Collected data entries
[Begin]

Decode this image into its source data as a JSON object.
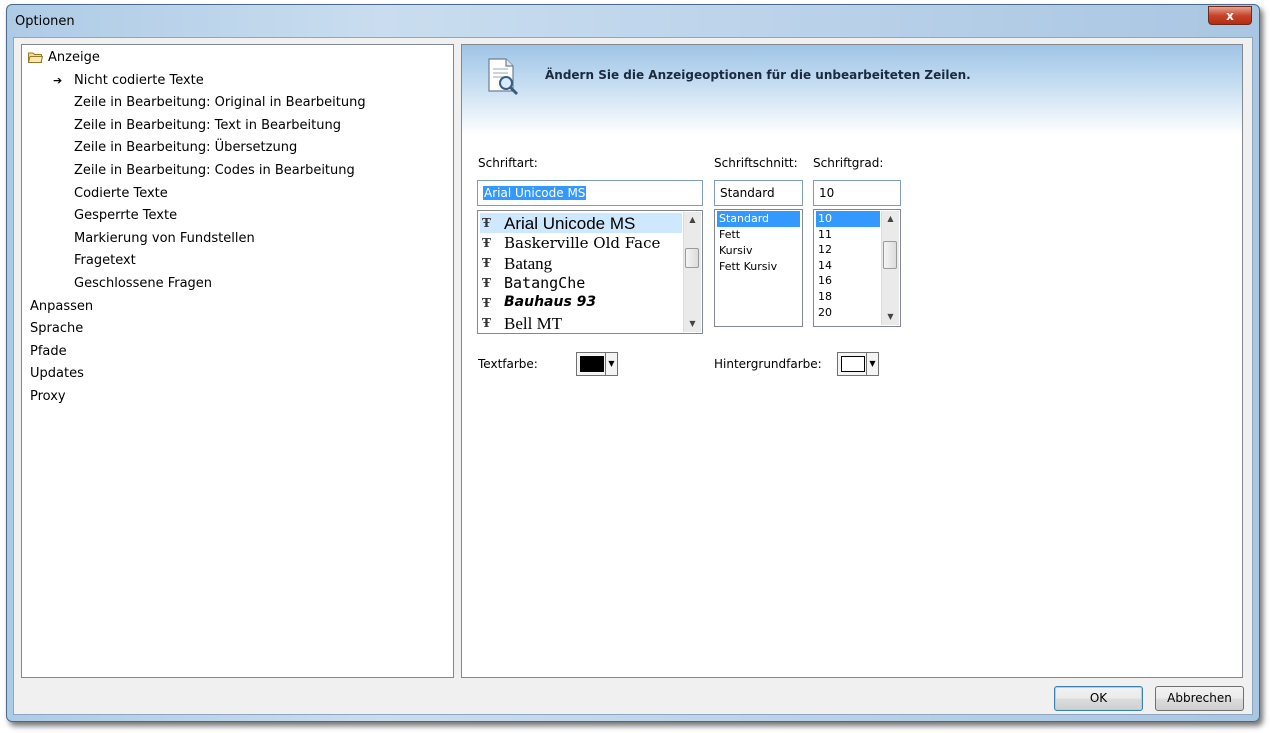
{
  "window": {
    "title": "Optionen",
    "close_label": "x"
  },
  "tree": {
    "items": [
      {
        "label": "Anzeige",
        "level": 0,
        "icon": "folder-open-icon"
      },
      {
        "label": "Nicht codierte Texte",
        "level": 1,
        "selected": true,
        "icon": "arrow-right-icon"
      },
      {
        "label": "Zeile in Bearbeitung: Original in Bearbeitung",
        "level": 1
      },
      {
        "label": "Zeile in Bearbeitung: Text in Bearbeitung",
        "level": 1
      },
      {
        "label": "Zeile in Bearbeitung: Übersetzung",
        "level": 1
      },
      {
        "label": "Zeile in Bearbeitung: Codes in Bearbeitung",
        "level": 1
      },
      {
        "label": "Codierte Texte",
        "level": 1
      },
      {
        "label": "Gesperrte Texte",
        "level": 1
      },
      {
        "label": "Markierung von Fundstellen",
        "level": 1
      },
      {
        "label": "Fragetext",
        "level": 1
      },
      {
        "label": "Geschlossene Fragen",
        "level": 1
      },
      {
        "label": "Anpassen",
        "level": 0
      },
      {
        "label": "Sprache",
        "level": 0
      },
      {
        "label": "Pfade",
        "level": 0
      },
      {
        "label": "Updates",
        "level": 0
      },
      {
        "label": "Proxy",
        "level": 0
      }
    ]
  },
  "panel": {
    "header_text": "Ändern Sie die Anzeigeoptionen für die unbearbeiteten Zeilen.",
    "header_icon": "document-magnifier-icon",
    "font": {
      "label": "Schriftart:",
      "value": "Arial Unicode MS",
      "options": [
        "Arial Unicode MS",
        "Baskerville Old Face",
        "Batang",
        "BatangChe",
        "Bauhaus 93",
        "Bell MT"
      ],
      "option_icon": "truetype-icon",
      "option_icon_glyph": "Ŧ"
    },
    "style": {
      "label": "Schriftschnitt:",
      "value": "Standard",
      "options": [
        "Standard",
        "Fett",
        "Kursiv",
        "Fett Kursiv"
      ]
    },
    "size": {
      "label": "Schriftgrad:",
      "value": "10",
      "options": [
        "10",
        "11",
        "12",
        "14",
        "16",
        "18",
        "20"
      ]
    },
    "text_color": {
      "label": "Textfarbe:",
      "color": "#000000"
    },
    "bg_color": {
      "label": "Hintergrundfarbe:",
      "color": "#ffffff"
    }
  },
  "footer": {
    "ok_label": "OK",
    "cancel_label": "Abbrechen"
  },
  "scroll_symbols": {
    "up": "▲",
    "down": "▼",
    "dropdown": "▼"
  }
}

[End]
[Begin]

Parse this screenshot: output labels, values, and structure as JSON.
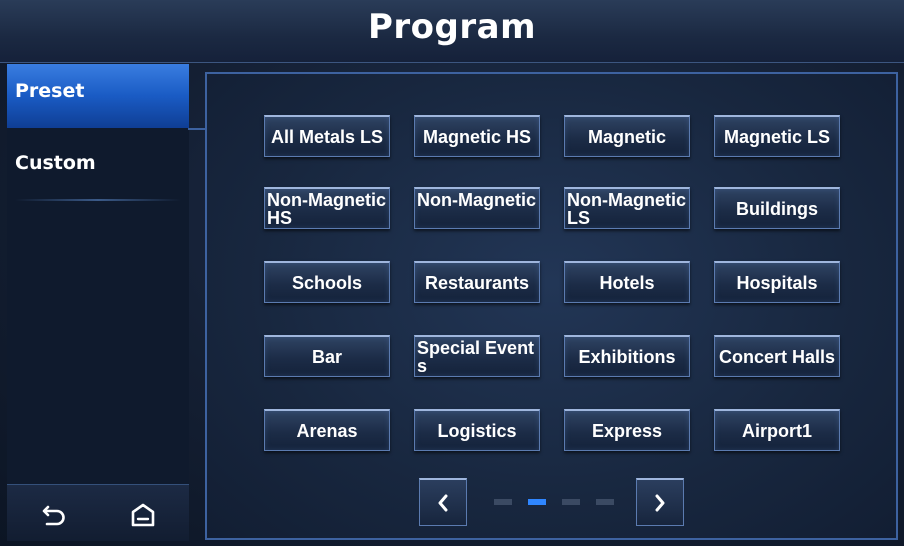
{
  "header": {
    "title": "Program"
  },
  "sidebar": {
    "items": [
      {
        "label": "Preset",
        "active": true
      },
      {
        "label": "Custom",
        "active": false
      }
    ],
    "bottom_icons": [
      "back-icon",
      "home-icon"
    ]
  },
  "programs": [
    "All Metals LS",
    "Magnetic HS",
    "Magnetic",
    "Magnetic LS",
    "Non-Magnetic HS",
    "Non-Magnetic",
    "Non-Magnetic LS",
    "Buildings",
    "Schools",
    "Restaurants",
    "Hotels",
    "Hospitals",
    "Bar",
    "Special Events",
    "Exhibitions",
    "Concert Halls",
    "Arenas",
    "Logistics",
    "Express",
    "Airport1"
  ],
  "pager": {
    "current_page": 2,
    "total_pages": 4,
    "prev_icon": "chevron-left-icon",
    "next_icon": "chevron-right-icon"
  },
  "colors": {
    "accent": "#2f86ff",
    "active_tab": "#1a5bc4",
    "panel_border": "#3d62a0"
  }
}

[End]

REQUIRED WORK :: Out of the material above, select every line that holds the string "this".

CORRECT RESPONSE ::
Decode this image into its source data as a JSON object.
Parse this screenshot: output labels, values, and structure as JSON.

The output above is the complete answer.